◆ **EXERCISE AIM**:
Pick out the lines below with "Analog" and list them.

Dataset records:

━━━━━━━━

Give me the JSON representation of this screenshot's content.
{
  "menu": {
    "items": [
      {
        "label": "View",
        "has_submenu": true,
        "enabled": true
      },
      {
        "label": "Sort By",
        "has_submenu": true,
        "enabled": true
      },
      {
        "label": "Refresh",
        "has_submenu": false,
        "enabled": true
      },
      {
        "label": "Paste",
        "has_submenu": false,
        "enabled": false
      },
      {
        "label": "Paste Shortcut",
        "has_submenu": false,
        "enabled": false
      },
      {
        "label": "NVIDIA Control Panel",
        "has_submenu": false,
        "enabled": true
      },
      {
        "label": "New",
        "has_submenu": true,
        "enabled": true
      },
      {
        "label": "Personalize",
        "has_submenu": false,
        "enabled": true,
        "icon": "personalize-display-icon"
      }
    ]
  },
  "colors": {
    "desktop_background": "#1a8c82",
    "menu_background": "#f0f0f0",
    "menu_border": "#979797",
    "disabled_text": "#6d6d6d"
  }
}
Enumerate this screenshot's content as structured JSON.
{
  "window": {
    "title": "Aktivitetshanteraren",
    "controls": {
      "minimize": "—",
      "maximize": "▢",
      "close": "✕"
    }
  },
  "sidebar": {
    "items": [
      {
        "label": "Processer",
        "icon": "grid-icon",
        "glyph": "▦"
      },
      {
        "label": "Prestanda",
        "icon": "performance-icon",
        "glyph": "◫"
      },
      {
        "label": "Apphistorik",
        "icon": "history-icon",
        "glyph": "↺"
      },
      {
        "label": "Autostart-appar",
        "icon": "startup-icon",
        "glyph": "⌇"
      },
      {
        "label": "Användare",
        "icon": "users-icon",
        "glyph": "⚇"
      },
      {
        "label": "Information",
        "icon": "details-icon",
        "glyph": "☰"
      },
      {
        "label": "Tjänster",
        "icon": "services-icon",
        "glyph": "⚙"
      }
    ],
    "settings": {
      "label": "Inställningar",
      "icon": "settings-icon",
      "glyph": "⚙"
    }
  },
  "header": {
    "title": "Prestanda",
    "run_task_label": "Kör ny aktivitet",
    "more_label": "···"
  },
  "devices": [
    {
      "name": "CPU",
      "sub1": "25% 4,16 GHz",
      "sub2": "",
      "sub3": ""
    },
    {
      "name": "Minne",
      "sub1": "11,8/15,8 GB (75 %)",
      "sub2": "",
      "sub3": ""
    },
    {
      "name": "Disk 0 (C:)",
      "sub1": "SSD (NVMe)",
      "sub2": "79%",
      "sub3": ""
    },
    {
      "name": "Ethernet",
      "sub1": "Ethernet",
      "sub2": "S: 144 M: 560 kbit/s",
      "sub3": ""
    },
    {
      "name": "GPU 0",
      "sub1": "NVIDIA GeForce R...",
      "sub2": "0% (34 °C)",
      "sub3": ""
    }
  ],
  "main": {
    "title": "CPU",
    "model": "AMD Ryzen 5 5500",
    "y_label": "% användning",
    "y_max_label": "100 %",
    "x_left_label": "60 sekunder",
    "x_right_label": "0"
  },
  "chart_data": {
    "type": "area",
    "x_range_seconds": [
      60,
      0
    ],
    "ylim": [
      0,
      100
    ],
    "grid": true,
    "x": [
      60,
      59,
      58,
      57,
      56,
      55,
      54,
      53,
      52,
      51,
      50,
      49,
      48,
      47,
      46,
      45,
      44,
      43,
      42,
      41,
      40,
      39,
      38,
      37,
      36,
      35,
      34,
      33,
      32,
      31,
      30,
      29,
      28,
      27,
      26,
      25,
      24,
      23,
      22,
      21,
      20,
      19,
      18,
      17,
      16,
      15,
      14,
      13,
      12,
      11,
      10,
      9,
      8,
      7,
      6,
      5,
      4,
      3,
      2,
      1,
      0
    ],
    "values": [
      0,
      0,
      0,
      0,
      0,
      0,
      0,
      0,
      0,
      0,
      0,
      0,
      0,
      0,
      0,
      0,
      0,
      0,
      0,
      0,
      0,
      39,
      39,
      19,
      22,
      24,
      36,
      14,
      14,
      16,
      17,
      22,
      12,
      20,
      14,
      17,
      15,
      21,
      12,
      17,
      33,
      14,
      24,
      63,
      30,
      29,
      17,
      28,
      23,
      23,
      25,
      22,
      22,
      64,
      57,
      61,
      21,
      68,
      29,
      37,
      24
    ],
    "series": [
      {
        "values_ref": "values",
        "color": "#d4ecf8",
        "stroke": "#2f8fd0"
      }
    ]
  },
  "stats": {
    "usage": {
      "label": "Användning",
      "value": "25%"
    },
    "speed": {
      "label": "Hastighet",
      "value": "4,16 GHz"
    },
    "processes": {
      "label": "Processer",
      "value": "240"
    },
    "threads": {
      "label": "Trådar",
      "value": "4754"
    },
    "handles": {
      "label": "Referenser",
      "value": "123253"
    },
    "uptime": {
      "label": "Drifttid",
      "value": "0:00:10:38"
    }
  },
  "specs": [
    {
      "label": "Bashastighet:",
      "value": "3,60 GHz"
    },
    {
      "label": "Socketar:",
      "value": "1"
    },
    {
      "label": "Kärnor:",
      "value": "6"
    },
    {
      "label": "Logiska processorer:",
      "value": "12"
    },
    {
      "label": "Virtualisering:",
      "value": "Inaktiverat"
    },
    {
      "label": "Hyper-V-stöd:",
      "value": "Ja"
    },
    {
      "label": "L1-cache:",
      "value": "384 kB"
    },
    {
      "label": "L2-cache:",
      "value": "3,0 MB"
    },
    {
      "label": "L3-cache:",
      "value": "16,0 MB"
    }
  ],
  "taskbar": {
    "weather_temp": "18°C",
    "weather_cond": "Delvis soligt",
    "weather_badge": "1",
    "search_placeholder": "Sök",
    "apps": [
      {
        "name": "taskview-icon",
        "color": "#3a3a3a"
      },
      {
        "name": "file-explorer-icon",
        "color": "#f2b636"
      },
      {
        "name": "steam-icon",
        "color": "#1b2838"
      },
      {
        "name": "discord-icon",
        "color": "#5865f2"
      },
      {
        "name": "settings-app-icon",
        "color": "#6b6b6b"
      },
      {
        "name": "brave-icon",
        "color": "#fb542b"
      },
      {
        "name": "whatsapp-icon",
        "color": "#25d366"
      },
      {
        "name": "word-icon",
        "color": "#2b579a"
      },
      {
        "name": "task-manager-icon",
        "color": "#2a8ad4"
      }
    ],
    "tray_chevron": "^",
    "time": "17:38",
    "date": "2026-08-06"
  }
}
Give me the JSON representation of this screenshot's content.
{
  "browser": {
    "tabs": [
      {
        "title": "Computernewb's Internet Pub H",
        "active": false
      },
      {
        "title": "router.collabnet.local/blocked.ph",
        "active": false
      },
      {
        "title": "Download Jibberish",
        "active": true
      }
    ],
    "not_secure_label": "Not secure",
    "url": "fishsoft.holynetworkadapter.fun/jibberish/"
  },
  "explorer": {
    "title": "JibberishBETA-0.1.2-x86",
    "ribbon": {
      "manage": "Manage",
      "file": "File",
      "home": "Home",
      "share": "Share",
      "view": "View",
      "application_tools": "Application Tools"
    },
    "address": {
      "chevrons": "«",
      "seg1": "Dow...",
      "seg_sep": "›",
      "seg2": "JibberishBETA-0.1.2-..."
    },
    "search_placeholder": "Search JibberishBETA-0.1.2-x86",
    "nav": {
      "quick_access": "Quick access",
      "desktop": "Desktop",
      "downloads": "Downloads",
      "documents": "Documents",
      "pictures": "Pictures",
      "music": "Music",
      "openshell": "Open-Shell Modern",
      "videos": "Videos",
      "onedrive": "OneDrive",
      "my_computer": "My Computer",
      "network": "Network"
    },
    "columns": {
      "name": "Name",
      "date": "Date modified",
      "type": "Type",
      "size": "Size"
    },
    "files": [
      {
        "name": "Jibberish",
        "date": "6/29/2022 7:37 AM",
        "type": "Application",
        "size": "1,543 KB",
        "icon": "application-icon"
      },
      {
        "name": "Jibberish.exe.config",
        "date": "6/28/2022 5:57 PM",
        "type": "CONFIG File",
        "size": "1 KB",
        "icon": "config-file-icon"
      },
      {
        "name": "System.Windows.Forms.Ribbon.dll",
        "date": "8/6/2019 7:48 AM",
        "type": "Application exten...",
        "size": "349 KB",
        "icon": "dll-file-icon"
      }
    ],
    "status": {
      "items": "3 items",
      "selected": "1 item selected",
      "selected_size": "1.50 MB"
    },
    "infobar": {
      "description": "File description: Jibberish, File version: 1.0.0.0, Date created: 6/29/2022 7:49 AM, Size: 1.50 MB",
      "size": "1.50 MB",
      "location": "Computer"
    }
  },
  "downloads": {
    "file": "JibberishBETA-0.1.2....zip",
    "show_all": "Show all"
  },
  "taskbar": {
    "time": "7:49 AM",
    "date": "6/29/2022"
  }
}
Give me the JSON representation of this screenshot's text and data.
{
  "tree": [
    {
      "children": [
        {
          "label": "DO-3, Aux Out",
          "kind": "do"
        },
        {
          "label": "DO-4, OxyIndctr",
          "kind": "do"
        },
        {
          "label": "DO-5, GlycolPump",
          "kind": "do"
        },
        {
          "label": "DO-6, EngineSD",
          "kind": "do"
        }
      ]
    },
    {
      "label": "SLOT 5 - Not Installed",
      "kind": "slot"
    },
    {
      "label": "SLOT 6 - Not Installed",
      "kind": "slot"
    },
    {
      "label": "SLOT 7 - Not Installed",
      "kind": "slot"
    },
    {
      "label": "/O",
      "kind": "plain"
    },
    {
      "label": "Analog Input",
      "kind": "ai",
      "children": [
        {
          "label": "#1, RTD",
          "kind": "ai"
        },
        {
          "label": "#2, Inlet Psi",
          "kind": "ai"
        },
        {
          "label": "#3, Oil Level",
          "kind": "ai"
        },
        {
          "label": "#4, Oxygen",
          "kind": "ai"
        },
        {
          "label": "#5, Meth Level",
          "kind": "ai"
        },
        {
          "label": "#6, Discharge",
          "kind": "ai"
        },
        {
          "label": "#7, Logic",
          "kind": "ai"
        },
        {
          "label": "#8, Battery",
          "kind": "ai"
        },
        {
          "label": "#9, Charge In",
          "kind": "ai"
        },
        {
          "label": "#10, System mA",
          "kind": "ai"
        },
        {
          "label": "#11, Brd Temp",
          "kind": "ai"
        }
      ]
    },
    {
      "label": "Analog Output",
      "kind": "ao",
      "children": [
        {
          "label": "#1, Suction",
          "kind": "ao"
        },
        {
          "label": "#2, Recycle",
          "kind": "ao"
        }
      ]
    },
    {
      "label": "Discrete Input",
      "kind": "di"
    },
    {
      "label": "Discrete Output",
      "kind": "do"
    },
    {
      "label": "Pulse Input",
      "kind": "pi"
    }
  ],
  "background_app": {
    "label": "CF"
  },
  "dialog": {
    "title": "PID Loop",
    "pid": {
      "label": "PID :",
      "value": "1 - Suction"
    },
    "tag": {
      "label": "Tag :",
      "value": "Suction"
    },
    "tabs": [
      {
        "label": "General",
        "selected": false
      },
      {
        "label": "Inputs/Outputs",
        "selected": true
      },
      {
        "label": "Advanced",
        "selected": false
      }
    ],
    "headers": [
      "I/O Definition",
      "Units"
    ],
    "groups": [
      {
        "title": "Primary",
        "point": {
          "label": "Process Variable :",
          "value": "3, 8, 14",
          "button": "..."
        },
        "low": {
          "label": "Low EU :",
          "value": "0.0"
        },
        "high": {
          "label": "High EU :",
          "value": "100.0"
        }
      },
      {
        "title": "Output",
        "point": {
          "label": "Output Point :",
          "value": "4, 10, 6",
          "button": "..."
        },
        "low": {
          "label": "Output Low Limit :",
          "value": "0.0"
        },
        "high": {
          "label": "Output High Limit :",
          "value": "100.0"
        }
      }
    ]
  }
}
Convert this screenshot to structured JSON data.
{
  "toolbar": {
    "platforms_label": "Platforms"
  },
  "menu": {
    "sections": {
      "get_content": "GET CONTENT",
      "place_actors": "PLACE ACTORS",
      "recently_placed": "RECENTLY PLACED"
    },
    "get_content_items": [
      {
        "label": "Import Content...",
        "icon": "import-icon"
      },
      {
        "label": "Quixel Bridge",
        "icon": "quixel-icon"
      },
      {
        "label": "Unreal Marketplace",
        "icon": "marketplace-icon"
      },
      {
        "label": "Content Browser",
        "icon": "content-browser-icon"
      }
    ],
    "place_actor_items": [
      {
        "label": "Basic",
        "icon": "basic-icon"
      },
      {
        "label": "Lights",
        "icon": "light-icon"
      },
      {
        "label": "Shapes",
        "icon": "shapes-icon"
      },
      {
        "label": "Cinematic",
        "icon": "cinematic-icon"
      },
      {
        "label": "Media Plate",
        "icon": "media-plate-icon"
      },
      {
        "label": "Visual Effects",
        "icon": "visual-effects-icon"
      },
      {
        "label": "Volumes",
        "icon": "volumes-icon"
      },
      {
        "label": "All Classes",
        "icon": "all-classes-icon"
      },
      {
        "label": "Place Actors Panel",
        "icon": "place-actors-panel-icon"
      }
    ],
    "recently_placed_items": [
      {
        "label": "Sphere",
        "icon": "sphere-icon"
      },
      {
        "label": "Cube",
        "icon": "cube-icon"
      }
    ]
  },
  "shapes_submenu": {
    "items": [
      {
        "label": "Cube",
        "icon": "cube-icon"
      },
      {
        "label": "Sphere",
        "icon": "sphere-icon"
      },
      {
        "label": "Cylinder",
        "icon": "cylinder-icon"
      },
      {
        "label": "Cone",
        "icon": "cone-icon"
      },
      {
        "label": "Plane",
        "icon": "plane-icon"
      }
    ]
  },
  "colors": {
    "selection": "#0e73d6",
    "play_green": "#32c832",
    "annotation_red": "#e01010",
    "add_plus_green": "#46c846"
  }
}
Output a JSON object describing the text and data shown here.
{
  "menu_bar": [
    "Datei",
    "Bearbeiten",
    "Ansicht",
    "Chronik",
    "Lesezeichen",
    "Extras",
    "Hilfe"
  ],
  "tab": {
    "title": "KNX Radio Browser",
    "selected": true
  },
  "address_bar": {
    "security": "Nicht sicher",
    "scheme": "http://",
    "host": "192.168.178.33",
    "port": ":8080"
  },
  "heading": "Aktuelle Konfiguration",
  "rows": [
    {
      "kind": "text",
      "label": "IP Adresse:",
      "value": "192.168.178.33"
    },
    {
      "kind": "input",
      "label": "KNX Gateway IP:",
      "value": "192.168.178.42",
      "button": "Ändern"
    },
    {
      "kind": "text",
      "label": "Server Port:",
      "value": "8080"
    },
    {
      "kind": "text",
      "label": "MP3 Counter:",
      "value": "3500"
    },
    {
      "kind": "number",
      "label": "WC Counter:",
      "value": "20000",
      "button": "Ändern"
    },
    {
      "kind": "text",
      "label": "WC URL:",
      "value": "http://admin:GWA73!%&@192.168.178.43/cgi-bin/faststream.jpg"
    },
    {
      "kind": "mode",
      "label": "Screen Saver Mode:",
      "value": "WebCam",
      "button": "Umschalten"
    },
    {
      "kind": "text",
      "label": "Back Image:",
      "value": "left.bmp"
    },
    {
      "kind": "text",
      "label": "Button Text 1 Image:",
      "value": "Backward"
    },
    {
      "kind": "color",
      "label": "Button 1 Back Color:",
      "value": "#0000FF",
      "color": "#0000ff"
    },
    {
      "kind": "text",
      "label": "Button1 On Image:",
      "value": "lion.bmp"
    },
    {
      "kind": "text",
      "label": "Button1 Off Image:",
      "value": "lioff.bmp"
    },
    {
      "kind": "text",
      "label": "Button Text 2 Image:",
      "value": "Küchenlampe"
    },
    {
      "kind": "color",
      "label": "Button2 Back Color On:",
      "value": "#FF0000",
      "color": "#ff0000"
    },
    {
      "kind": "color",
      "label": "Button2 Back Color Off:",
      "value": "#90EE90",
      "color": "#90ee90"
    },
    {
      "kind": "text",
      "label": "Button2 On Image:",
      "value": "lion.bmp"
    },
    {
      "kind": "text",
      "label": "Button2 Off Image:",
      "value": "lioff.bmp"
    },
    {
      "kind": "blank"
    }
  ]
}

━━━━━━━━

◆ **FINAL RESULT**:
      "label": "Analog Input",
      "label": "Analog Output",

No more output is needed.